▶ **WHAT TO DO**:
a: In two sentences, summarize the Clean Harbors results announcement.
b: Reproduce the passage of the Clean Harbors results announcement starting with "Clean Harbors Reports" and going on through "September 30, 2007.".

▶ **SUPPLIED TEXT**:
Clean Harbors Reports Financial Results for the Third Quarter of 2007
Company Achieves Record Quarterly Revenue and EBITDA; Increases Revenue Guidance for Full Year 2007
NORWELL, Mass.--(BUSINESS WIRE)--Nov. 7, 2007--Clean Harbors, Inc. ("Clean Harbors") (NASDAQ: CLHB), the leading provider of environmental and hazardous waste management services throughout North America, today announced financial results for the third quarter ended September 30, 2007.
For the third quarter of 2007, Clean Harbors reported a 15 percent increase in revenue to a record $245.5 million from $213.9 million reported in the third quarter of 2006. Income from operations rose 19 percent to $25.9 million from $21.8 million in the third quarter of 2006. Net income attributable to common stockholders was $12.9 million, or $0.63 per diluted share, for the third quarter of 2007. This compares with $21.0 million, or $1.02 per diluted share, in the same period of 2006. The Company's provision for income taxes was $10.0 million for the third quarter of 2007 and includes $1.5 million, or $0.07 per diluted share, related to the Company's adoption of Financial Accounting Interpretation No. 48 ("FIN 48") "Accounting for Uncertainty in Income Taxes" in 2007. In the corresponding quarter of 2006, the Company recorded a $7.4 million tax benefit associated with the reversal of the valuation allowance on certain net deferred tax assets. The effective tax rate in the third quarter of 2007 was 44 percent compared with 26 percent in the same period of 2006, excluding the $7.4 million tax benefit.
EBITDA (see description below) increased 8 percent to $38.4 million in the third quarter of 2007, from $35.4 million for the third quarter of 2006. EBITDA for the third quarter of 2006 benefited from an $8.4 million net change in estimated environmental liabilities.
Comments on the Third Quarter
"Our record financial results for the third quarter highlight the strength and diversity of our business model," said Alan S. McKim, Chairman and Chief Executive Officer. "Robust growth, particularly within our Technical Services business segment, enabled us to deliver year-over-year double-digit revenue and EBITDA growth, exclusive of the $8.4 million benefit related to changes in estimated environmental liabilities recorded in the third quarter of 2006. Landfill volumes remained high in the quarter and utilization at our incinerators, particularly in the U.S., continued to be strong with a favorable product mix. Additionally, our third-quarter performance benefited from the August acquisition of certain assets formerly owned by Romic Environmental Technologies Corporation, which we integrated during the quarter. Romic contributed approximately $3.0 million in revenue in the quarter."

▶ **DATA SHOWN**:
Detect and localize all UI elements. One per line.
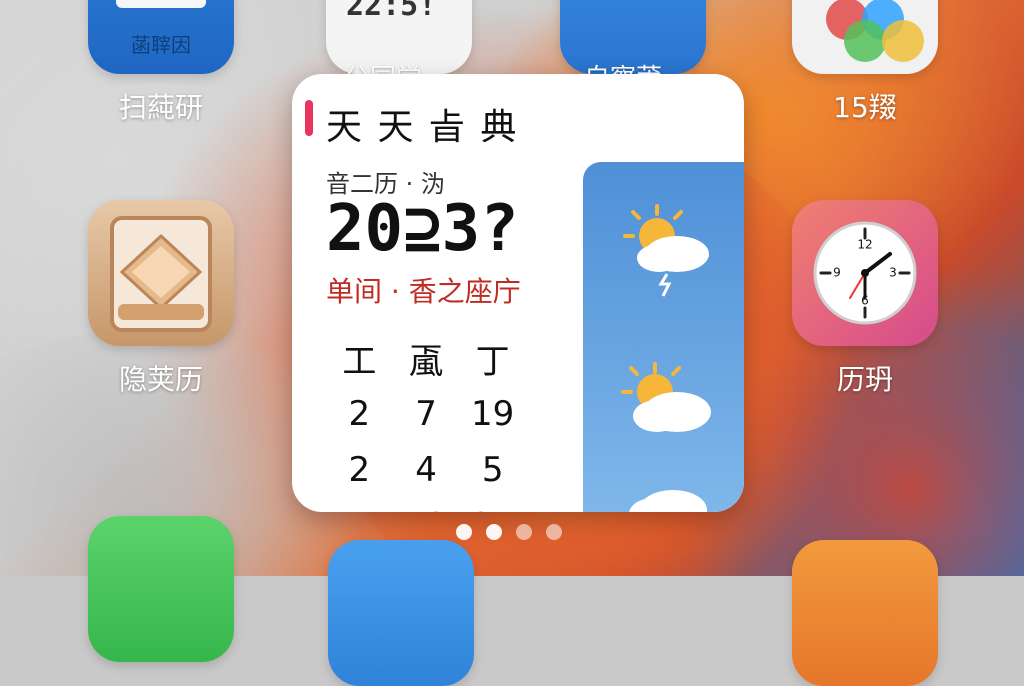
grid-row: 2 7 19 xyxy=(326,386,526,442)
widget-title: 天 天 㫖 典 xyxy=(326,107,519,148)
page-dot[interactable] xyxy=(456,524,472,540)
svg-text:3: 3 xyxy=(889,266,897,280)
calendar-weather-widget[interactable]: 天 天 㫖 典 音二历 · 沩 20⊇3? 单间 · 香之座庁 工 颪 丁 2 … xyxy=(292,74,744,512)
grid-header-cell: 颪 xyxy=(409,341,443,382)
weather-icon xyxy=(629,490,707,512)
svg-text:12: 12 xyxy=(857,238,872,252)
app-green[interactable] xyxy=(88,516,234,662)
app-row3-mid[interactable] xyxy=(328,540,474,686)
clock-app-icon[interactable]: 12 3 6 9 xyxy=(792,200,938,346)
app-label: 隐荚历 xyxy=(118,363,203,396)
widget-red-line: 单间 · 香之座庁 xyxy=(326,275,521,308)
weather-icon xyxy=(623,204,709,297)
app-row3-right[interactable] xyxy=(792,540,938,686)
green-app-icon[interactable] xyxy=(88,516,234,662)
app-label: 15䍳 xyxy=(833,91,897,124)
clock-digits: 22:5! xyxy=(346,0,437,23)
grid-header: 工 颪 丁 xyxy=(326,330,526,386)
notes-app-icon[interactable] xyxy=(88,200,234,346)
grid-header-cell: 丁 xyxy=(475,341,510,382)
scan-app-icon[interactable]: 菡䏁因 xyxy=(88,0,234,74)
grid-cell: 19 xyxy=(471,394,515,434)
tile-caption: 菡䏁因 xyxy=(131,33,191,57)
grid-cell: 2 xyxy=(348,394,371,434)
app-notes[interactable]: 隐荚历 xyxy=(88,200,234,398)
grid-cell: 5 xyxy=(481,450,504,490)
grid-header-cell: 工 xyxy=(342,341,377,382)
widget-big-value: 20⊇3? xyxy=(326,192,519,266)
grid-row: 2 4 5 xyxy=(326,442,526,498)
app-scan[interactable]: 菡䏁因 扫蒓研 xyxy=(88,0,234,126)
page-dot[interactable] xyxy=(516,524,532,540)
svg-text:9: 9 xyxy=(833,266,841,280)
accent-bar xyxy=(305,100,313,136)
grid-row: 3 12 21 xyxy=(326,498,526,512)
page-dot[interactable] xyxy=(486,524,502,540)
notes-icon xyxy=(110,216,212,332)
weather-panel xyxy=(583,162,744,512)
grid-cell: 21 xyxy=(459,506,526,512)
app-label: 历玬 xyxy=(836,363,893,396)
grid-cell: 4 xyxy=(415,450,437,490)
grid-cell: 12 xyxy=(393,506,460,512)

▶ **WORKED ANSWERS**:
a: Clean Harbors reported record third-quarter 2007 revenue of $245.5 million, up 15 percent from a year earlier, and a 19 percent rise in income from operations to $25.9 million, while net income attributable to common stockholders fell to $12.9 million, or $0.63 per diluted share, from $21.0 million. EBITDA rose 8 percent to $38.4 million, and Chairman and Chief Executive Officer Alan S. McKim credited the record results to robust growth, particularly in Technical Services, continued high landfill volumes, strong incinerator utilization, and the August acquisition of assets formerly owned by Romic Environmental Technologies Corporation.

b:
Clean Harbors Reports Financial Results for the Third Quarter of 2007
Company Achieves Record Quarterly Revenue and EBITDA; Increases Revenue Guidance for Full Year 2007
NORWELL, Mass.--(BUSINESS WIRE)--Nov. 7, 2007--Clean Harbors, Inc. ("Clean Harbors") (NASDAQ: CLHB), the leading provider of environmental and hazardous waste management services throughout North America, today announced financial results for the third quarter ended September 30, 2007.